§ STORED RECORDS:
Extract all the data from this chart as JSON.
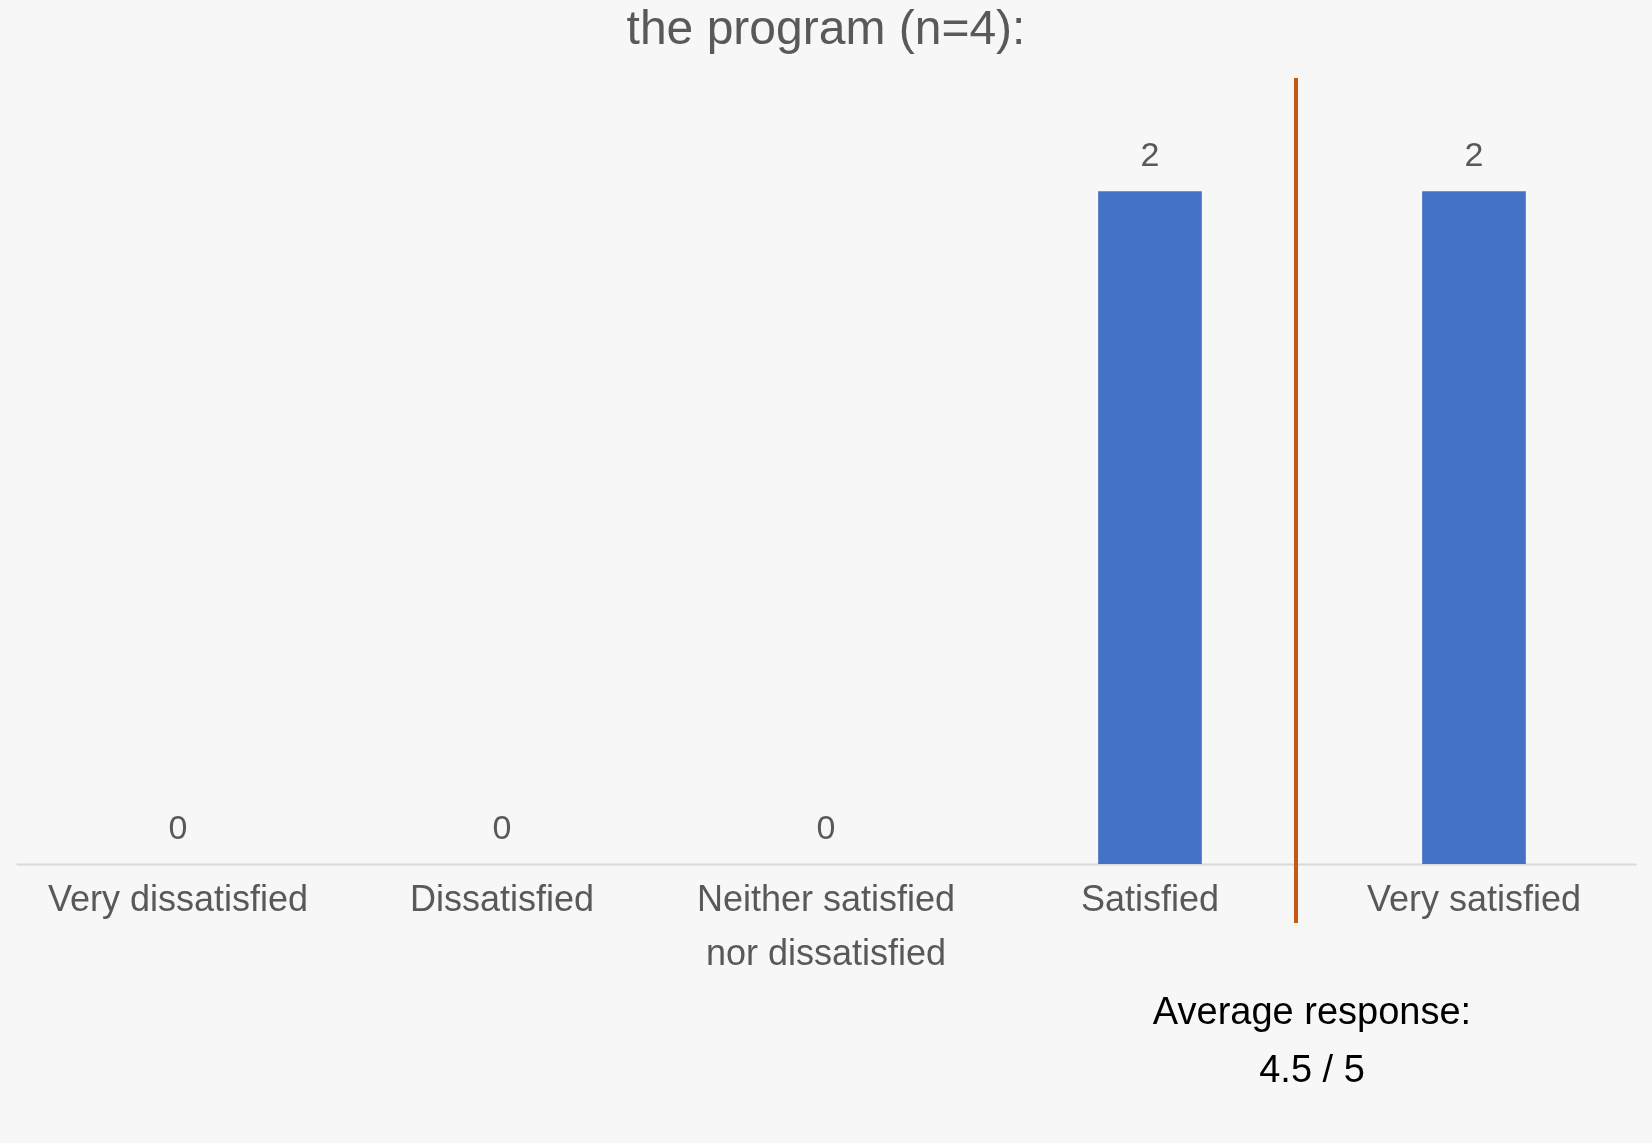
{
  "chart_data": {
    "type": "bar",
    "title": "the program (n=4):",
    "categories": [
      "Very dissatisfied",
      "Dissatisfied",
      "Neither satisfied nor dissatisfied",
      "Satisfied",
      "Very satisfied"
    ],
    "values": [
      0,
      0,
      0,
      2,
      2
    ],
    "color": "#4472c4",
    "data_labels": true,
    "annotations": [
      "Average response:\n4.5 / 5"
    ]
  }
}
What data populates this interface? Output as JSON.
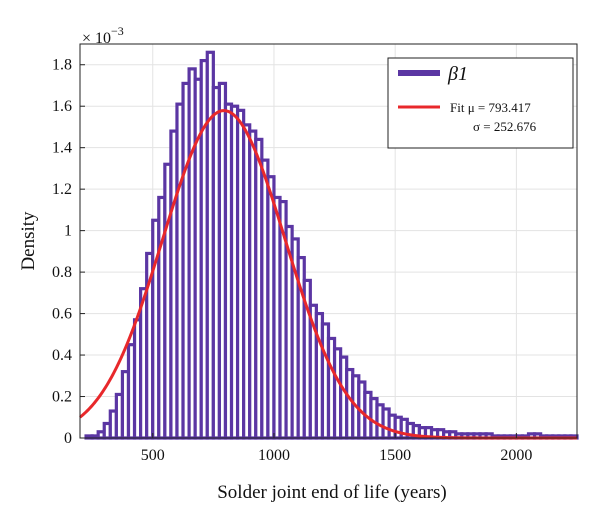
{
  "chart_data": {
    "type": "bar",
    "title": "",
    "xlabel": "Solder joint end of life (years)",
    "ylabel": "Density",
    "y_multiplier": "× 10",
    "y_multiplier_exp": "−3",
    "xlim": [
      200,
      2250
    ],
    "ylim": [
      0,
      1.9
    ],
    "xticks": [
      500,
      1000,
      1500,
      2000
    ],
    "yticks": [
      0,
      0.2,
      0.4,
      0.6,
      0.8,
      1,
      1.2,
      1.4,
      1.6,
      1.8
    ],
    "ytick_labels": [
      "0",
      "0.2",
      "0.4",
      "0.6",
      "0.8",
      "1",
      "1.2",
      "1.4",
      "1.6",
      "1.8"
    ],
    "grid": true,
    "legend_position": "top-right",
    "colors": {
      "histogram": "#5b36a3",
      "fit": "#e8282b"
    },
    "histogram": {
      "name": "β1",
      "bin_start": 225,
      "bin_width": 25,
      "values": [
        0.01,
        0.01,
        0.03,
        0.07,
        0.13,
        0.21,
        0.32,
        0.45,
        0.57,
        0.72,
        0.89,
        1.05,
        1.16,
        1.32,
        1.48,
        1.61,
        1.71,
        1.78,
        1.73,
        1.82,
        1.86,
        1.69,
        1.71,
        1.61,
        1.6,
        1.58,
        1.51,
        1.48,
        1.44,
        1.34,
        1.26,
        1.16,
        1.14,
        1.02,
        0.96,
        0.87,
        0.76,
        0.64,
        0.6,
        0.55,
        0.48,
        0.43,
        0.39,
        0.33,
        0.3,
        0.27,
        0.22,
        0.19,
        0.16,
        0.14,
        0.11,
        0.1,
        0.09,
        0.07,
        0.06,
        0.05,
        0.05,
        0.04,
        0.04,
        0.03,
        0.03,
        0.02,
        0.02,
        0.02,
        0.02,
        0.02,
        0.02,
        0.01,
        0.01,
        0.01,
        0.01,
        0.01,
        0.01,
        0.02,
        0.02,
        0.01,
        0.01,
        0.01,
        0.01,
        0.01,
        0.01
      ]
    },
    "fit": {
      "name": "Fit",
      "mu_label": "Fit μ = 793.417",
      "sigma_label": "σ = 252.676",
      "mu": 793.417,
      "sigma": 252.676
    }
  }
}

§ AIM: Search the data for "JSON" and list every line in which it occurs.

§ EXERCISE SOLUTION:
Extract all the data from this chart as JSON.
What data populates this interface? Output as JSON.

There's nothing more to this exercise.